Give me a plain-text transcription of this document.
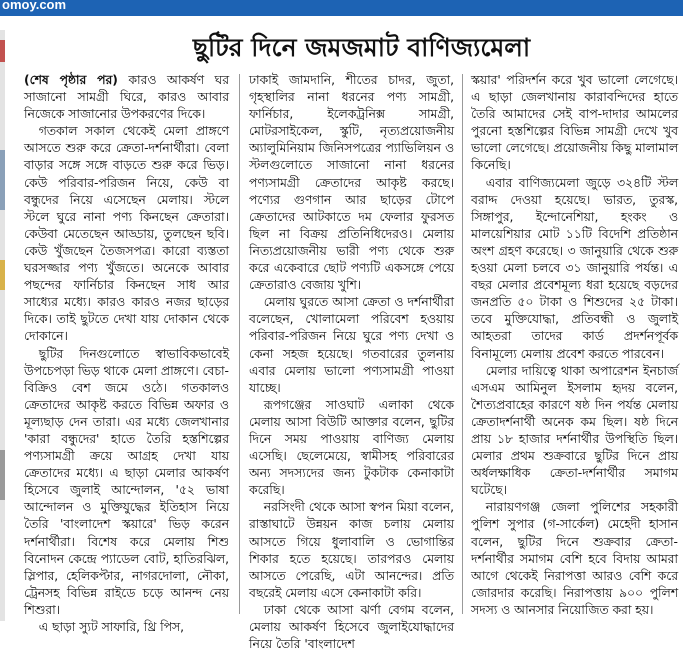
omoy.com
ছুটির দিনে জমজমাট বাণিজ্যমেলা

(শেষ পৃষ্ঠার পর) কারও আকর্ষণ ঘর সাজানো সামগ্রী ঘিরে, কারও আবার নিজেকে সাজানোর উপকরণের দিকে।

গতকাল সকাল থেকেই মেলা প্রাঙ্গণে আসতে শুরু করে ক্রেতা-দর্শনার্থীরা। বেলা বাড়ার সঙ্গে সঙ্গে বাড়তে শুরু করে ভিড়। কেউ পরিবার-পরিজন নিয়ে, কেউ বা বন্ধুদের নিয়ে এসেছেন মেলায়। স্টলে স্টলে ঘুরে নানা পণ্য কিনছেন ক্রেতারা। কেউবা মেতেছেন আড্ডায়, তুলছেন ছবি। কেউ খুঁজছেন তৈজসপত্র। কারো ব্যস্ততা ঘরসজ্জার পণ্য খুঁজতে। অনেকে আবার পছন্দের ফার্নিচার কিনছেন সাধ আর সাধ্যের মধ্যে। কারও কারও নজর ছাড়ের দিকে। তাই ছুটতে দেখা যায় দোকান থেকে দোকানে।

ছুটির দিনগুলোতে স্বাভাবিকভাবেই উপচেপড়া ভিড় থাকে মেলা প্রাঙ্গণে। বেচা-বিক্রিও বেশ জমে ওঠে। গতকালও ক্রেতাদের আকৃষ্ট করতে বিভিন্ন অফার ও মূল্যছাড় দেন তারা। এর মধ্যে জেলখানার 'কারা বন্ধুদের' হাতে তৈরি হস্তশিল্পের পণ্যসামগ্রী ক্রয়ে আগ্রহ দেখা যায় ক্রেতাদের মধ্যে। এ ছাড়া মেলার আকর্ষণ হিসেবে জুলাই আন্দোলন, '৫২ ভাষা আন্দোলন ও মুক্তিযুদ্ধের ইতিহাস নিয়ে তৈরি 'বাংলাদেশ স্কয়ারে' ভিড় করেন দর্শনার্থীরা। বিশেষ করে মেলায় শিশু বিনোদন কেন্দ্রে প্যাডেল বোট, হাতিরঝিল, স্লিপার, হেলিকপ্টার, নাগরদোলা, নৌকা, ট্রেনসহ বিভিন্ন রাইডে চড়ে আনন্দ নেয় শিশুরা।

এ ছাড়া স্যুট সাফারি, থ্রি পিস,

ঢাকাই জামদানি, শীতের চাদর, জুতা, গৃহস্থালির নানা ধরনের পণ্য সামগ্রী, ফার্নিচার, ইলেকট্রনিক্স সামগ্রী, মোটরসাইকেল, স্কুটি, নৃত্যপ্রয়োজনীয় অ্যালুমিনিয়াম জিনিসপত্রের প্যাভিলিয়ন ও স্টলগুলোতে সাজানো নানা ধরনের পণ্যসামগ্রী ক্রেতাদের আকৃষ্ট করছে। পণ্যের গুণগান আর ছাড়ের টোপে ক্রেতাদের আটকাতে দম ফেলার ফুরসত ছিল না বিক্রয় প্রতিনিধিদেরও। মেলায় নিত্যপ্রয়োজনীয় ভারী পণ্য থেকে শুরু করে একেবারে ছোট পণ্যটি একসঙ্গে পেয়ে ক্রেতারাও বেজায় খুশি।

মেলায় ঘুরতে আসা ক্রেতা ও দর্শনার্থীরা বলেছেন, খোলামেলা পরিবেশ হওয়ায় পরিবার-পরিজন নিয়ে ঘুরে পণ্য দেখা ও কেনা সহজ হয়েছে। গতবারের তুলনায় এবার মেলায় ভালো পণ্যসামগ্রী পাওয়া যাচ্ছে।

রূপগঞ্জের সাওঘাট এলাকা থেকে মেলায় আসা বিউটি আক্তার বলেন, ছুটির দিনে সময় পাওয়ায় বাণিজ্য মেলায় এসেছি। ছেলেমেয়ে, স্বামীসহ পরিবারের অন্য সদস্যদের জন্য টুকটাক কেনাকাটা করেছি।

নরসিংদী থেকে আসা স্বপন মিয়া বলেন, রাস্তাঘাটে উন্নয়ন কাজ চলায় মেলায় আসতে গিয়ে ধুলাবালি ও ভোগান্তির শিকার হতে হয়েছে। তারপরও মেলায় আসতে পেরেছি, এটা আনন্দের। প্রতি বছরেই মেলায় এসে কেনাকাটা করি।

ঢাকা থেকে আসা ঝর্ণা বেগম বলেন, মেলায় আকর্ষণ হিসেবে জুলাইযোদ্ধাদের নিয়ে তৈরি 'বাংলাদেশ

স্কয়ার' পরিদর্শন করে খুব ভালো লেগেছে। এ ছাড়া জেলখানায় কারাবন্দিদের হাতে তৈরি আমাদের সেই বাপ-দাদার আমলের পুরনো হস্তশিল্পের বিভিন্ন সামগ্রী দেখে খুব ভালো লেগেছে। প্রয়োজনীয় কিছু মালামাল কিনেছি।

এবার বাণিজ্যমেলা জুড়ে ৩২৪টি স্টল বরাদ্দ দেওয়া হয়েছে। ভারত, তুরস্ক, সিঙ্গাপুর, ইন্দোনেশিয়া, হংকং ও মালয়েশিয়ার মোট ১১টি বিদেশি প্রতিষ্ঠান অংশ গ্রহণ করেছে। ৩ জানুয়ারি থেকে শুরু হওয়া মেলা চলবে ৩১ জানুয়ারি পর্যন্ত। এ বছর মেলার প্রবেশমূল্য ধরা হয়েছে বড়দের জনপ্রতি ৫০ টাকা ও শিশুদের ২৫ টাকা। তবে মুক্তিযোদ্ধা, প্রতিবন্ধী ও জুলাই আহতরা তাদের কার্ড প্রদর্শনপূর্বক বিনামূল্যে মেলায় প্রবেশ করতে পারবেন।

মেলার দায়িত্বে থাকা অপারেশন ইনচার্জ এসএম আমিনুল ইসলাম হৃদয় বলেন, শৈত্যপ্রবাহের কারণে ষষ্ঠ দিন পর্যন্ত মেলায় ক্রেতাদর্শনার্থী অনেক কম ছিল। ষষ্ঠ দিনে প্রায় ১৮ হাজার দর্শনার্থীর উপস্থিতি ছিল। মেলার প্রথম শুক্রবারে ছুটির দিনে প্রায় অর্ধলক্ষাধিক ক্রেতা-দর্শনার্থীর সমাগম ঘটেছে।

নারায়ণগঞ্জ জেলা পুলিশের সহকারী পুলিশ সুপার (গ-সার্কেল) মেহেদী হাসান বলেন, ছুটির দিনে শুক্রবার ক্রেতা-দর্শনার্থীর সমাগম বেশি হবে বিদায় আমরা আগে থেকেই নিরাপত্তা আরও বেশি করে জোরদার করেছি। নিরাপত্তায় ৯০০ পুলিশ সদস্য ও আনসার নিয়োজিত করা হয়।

==

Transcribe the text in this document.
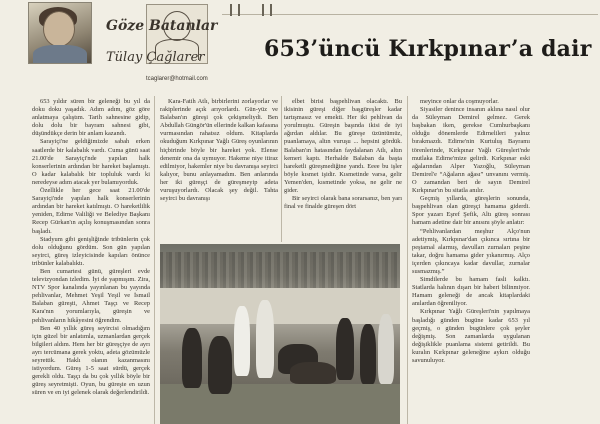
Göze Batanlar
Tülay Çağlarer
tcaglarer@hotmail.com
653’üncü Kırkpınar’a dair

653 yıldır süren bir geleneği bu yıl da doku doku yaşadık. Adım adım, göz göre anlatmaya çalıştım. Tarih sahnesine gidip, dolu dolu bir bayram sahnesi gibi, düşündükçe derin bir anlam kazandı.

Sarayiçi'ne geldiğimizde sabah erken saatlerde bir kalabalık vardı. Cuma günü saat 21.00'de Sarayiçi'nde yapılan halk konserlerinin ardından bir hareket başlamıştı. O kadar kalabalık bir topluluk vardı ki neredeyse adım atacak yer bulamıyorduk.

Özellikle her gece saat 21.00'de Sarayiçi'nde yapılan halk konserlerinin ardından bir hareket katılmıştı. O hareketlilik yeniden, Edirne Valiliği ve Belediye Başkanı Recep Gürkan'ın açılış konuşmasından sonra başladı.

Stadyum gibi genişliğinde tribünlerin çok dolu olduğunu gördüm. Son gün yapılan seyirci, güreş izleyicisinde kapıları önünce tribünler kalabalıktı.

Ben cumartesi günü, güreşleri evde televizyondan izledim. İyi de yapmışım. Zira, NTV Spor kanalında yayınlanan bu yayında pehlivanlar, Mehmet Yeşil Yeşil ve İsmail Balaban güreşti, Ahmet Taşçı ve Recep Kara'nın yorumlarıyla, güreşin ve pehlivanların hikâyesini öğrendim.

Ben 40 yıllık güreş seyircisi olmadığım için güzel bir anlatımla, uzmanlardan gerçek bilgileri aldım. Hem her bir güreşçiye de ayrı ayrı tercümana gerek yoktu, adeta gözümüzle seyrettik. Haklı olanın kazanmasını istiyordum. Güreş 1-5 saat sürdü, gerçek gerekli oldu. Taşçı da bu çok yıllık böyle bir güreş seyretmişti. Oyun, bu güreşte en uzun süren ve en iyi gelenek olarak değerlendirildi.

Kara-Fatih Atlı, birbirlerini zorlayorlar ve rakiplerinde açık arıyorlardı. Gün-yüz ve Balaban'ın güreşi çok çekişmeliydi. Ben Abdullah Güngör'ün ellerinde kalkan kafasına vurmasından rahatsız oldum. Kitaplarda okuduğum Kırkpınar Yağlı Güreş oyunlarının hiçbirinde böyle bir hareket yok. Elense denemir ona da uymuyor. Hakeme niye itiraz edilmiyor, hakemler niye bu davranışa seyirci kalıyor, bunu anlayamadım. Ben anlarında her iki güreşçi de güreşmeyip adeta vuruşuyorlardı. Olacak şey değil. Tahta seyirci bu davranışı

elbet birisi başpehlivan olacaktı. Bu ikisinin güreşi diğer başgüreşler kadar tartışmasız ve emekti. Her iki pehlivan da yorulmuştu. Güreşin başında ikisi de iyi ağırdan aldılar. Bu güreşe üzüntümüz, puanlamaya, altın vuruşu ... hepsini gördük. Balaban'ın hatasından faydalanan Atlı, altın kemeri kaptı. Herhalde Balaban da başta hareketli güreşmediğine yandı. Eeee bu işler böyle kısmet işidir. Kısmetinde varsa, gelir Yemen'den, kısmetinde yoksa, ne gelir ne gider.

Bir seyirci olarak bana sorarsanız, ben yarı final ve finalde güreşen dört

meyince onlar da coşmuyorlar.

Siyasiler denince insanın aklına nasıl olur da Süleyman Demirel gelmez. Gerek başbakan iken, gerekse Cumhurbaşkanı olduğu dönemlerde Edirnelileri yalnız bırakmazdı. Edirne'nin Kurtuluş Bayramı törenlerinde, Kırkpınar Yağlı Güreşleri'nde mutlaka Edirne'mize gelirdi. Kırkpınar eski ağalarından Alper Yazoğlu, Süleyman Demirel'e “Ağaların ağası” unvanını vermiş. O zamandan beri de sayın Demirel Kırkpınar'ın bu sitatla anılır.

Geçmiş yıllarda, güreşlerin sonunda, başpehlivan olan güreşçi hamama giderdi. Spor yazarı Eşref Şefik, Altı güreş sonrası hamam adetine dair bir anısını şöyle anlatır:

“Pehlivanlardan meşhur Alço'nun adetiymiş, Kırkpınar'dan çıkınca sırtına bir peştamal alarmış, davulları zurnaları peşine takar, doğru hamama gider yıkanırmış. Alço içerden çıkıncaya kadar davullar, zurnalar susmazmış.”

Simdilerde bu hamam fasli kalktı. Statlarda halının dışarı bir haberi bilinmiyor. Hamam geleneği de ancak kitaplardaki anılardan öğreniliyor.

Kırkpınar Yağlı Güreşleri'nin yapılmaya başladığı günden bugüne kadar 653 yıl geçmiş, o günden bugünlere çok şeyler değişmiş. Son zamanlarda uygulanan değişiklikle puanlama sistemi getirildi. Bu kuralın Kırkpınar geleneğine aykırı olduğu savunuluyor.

...

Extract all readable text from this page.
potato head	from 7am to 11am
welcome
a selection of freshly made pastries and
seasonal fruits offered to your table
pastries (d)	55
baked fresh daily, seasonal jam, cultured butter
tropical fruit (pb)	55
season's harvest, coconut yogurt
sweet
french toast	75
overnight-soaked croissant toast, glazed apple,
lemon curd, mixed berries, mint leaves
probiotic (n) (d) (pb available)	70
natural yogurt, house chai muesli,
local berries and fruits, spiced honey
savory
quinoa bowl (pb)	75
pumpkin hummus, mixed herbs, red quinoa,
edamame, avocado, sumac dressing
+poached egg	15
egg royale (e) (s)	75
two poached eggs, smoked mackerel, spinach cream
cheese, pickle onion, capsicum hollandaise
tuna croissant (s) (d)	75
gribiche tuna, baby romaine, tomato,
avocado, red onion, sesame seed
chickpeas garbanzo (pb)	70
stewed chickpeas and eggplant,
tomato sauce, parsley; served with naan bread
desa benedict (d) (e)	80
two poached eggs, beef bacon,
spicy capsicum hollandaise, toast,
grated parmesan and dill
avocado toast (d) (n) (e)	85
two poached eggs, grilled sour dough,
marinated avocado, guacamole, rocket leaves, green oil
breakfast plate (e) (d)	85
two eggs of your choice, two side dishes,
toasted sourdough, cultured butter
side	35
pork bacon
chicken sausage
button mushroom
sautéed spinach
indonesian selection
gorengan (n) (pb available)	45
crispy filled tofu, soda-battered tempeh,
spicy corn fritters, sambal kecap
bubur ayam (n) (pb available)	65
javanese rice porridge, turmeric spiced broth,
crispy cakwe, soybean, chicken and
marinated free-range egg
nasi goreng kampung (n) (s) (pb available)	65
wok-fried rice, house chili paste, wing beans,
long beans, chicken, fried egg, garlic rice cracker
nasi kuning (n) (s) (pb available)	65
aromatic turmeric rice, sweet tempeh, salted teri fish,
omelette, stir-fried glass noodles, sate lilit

• [Short problem]: Work out how many lines of the listing above include "onion". Answer with the number and nothing more.

• [Answer to the task]: 2